(Recorded data)
* Start *

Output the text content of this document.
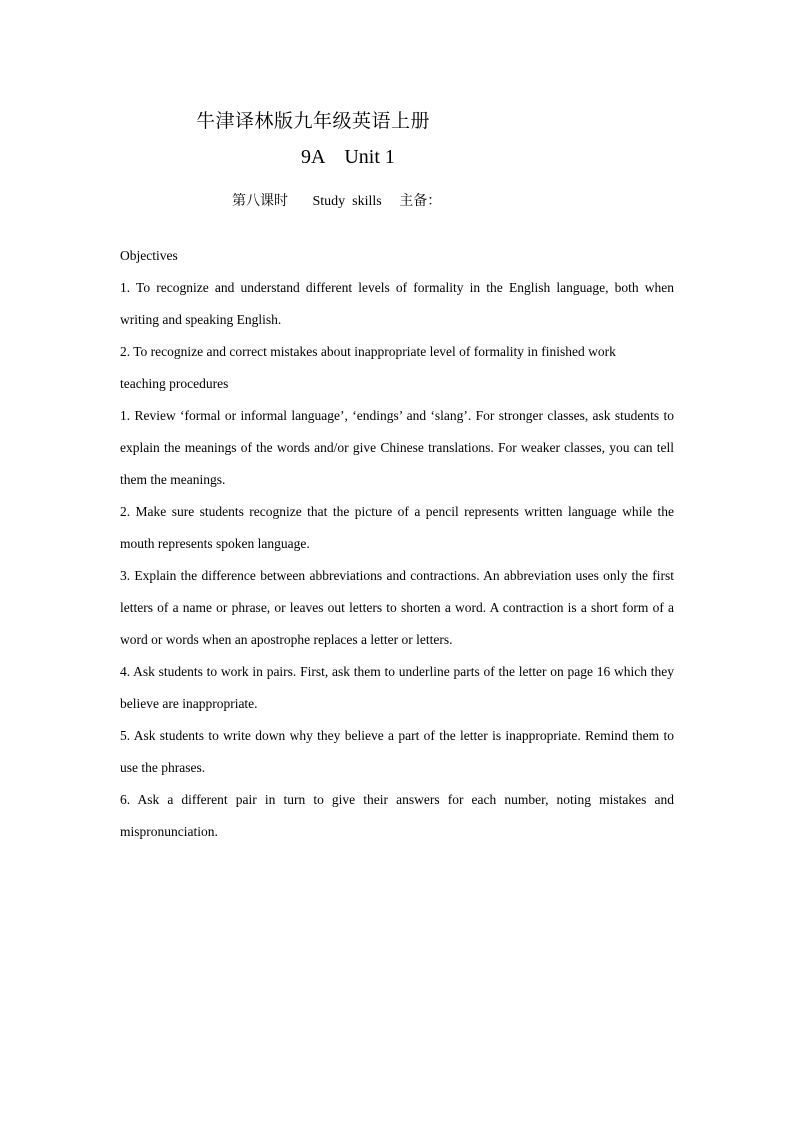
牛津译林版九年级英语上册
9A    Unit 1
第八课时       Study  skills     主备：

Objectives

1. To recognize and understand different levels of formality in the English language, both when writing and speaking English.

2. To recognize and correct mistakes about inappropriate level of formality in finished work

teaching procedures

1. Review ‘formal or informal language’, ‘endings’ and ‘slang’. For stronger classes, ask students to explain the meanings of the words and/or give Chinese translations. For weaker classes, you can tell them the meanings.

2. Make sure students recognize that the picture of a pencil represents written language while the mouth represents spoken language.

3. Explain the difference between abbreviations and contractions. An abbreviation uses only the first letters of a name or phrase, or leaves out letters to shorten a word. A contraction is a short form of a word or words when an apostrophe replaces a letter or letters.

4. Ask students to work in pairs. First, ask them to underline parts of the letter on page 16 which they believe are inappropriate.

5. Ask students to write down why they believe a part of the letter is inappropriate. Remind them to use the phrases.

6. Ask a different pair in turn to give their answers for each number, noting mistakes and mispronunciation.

* End *
* Start *

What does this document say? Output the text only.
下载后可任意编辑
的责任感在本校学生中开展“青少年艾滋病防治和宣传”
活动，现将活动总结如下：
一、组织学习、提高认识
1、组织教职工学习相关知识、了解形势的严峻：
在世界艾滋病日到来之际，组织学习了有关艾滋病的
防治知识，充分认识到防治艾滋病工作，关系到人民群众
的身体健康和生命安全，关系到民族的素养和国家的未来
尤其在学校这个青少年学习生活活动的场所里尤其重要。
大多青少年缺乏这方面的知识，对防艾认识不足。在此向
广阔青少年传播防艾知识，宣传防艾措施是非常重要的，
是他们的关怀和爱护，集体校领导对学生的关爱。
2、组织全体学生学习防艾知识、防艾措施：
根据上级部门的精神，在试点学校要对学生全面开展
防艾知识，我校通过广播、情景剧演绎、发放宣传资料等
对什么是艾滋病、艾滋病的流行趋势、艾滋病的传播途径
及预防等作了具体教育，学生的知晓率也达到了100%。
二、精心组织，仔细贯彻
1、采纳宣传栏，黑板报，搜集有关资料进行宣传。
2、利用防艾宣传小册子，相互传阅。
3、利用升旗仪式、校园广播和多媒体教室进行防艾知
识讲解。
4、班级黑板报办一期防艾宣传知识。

* End *

(Do this) Among the lines of the data above, determine how many contain the word "formality". Report the number alone.

(Solution) 2